Transcribed document page entries
****************************************

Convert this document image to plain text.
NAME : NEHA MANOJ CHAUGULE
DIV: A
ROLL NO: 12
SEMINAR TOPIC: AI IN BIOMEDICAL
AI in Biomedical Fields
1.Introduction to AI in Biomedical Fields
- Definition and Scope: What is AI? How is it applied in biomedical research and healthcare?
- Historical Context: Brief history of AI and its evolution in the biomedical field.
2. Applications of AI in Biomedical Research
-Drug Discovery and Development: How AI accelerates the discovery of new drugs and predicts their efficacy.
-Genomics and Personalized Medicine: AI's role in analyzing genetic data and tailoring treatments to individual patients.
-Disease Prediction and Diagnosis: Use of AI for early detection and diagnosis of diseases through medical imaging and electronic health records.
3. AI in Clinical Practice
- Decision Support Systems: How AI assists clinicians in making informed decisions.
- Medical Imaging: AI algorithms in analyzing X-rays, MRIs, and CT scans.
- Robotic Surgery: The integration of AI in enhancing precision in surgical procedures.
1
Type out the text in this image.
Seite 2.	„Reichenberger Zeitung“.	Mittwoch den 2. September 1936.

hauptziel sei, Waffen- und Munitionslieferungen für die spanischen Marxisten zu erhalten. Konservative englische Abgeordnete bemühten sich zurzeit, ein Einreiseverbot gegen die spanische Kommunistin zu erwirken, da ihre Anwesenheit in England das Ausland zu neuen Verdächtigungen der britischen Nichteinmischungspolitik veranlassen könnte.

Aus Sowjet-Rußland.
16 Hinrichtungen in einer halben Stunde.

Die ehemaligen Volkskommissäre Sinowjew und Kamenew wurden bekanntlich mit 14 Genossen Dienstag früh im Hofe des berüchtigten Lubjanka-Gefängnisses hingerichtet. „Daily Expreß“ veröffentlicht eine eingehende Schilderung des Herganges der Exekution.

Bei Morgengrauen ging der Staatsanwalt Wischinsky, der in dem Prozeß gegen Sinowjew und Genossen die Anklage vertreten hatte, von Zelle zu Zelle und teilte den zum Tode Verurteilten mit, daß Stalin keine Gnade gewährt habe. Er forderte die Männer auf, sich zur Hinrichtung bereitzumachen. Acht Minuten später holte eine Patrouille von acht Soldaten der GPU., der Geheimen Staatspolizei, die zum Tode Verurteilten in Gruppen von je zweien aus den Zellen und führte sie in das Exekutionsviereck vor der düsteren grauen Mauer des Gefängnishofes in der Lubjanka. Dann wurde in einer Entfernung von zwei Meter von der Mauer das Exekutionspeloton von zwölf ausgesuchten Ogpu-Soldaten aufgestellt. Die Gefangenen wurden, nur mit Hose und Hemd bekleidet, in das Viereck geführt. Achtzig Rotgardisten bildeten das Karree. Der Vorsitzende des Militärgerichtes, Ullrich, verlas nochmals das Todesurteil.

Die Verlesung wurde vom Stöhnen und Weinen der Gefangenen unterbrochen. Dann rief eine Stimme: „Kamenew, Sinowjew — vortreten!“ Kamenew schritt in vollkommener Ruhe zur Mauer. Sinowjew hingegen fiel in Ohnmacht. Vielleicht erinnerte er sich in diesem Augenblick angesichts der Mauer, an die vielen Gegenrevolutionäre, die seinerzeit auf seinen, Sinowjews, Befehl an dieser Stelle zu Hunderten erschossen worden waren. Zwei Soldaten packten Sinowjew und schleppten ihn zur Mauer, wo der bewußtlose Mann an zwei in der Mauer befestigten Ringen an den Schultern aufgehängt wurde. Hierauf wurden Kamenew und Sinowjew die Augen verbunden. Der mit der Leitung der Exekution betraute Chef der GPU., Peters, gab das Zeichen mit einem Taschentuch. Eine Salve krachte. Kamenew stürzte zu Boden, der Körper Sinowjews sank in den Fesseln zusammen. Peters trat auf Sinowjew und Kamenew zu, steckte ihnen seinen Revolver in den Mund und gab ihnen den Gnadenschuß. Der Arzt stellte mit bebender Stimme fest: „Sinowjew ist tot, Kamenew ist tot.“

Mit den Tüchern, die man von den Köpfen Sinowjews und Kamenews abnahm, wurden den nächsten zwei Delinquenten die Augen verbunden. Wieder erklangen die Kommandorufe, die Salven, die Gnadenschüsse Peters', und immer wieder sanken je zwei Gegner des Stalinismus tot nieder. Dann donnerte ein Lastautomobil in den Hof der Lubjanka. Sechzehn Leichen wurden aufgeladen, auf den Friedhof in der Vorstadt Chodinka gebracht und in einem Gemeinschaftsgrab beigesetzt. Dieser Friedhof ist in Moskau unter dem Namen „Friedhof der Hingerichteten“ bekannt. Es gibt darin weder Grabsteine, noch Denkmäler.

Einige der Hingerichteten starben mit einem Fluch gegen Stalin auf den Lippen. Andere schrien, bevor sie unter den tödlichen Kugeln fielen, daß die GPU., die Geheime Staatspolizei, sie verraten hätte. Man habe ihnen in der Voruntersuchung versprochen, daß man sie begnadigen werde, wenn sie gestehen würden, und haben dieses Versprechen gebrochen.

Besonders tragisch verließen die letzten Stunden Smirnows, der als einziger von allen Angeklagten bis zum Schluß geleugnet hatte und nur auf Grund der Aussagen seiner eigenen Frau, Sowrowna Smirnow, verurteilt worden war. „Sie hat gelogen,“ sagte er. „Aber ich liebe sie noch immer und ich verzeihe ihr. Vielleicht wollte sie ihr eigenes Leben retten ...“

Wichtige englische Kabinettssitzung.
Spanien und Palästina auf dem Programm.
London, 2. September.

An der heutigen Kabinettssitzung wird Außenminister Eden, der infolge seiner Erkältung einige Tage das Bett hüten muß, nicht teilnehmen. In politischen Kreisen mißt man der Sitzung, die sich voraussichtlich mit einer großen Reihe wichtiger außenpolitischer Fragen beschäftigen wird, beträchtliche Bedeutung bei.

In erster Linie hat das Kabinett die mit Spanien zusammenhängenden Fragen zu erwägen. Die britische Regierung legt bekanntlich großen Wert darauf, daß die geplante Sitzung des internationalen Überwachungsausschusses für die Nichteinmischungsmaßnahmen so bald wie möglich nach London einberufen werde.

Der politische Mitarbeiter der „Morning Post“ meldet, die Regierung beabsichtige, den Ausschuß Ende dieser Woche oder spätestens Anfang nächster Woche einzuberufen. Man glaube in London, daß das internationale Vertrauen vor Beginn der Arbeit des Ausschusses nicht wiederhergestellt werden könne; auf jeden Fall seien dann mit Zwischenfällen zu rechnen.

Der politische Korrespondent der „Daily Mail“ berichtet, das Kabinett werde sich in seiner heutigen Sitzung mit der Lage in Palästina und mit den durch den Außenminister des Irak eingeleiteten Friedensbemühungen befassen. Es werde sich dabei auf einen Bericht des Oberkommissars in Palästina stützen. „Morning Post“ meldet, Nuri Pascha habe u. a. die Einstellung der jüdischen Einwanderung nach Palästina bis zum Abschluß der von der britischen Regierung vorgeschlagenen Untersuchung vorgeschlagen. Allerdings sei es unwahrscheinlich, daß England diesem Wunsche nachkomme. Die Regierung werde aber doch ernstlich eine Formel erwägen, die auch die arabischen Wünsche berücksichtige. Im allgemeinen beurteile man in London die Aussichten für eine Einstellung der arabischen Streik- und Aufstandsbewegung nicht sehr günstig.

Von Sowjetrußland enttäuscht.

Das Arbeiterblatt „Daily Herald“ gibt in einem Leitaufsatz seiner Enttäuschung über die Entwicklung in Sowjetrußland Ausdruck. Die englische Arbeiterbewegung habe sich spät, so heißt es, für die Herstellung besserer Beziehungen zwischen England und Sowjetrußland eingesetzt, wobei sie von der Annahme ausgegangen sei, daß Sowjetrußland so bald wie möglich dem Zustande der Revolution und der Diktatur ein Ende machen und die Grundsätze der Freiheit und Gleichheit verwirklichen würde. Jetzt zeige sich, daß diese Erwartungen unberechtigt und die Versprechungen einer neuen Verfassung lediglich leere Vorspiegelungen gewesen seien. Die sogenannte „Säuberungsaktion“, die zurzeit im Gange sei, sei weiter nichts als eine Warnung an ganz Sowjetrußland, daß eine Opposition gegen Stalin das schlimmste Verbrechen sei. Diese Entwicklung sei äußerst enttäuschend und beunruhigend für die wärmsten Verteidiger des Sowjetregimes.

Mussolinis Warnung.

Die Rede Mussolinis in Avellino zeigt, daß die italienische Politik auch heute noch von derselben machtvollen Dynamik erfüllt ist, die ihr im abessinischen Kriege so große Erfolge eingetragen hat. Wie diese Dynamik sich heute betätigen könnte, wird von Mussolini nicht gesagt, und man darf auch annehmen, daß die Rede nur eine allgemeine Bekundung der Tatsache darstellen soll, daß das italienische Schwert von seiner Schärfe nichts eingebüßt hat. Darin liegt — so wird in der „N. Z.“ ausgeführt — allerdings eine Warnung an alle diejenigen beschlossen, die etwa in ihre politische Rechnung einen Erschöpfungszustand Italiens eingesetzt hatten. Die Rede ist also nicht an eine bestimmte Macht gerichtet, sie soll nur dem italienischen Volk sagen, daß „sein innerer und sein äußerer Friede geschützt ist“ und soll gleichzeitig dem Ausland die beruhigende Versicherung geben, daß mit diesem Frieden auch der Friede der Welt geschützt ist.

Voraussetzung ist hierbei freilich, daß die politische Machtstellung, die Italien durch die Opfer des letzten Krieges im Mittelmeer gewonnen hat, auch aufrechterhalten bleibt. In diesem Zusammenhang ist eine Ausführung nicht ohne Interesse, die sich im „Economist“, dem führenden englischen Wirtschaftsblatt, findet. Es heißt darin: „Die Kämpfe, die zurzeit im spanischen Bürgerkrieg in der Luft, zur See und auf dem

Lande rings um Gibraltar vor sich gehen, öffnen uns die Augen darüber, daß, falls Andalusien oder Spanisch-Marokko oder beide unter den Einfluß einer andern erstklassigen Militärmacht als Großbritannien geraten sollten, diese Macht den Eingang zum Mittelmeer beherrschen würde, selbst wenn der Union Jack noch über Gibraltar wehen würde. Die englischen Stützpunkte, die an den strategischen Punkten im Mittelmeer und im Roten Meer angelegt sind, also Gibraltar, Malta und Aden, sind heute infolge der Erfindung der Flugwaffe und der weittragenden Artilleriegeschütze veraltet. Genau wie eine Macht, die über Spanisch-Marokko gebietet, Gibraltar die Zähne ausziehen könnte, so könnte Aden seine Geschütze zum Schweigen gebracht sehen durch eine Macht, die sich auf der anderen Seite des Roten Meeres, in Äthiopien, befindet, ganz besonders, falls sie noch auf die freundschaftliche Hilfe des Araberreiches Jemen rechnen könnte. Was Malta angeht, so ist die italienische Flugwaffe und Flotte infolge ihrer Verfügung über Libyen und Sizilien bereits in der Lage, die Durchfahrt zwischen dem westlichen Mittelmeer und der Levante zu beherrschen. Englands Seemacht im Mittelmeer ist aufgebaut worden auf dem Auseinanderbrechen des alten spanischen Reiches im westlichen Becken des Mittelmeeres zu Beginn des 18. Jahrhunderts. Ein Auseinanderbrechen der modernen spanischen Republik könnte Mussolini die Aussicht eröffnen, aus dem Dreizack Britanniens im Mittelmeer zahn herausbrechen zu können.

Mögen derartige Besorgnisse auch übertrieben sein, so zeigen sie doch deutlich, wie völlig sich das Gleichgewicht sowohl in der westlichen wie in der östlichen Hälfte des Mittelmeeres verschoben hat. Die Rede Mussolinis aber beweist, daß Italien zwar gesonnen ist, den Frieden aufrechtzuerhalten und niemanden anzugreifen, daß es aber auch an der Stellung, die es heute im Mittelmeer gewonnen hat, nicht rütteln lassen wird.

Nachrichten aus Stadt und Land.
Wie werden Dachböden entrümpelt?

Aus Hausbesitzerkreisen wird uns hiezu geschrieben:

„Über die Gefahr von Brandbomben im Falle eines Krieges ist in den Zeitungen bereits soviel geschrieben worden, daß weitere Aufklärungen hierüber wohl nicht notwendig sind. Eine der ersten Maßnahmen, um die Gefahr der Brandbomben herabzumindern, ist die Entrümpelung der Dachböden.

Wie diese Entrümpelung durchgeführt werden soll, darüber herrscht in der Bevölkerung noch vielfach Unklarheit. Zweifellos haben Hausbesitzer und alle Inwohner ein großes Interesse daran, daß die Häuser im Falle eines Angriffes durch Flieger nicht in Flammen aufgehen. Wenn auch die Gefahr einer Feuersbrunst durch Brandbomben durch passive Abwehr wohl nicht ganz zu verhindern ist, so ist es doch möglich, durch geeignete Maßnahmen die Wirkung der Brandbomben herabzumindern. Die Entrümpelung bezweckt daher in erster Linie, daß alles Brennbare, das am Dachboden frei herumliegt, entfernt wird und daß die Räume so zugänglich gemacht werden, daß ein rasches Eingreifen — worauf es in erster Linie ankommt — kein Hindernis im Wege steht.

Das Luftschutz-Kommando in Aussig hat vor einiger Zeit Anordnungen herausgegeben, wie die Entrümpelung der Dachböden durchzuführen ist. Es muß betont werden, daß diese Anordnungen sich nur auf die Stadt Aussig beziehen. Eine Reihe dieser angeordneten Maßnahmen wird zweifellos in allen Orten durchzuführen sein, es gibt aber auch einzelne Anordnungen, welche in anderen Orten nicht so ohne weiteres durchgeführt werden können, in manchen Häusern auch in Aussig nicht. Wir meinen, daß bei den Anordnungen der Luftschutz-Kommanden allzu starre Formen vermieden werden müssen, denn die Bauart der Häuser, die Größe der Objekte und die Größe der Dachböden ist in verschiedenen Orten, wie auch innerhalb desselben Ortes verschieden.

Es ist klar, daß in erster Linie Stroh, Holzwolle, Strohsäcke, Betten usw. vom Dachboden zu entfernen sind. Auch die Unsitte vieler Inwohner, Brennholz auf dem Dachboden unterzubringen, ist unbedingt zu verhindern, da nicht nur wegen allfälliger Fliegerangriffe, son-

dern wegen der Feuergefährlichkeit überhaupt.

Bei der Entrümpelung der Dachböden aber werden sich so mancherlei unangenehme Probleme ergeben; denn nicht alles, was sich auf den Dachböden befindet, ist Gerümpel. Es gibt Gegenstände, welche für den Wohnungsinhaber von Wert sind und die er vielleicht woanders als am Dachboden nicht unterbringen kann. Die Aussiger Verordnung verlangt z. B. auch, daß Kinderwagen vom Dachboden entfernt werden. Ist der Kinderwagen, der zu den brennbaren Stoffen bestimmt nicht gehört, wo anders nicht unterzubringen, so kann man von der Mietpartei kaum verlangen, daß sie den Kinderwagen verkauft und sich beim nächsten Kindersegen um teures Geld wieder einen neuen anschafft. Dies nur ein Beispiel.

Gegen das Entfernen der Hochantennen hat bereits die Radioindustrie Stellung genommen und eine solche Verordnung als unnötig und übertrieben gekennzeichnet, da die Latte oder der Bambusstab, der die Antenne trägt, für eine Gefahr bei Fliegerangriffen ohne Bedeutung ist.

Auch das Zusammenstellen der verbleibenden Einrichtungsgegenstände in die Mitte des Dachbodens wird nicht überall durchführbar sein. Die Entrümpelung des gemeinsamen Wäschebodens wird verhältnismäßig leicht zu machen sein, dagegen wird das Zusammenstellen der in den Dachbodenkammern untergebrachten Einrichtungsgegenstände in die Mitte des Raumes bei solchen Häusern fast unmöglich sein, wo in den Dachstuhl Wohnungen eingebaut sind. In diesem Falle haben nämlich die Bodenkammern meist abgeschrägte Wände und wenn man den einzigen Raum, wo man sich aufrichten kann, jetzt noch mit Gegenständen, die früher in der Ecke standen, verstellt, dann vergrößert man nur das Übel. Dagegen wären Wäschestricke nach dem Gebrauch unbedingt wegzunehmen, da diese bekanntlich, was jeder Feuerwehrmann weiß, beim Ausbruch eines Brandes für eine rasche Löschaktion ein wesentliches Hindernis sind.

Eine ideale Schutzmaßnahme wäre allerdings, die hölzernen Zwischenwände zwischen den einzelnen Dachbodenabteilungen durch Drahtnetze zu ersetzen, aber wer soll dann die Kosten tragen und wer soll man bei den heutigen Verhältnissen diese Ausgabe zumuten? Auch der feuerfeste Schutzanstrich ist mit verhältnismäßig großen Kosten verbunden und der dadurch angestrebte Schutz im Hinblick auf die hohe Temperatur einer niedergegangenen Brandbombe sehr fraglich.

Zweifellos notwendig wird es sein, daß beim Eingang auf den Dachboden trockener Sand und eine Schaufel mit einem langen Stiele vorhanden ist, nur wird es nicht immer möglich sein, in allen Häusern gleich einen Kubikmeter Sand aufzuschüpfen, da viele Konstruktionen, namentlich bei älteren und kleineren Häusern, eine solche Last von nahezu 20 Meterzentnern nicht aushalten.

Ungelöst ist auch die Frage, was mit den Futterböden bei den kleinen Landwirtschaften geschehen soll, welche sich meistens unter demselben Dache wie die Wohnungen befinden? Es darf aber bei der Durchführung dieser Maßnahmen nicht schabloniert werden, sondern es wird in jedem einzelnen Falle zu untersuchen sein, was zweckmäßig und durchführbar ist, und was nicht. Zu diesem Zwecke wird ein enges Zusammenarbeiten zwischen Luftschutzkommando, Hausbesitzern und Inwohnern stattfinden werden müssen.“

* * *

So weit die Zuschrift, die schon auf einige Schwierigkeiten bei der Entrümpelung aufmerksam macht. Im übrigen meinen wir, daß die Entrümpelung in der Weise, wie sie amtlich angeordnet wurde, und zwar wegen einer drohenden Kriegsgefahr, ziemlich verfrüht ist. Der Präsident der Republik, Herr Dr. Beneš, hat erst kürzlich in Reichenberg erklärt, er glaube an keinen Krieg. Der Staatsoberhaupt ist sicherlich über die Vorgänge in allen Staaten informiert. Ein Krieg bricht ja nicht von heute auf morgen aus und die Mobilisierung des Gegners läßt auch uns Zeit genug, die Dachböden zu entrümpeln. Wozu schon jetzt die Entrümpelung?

****************************************

## What you need to do
List all lines above in which the string "Spanien" appears.

## Answer section
Spanien und Palästina auf dem Programm.
In erster Linie hat das Kabinett die mit Spanien zusammenhängenden Fragen zu erwägen. Die britische Regierung legt bekanntlich großen Wert darauf, daß die geplante Sitzung des internationalen Überwachungsausschusses für die Nichteinmischungsmaßnahmen so bald wie möglich nach London einberufen werde.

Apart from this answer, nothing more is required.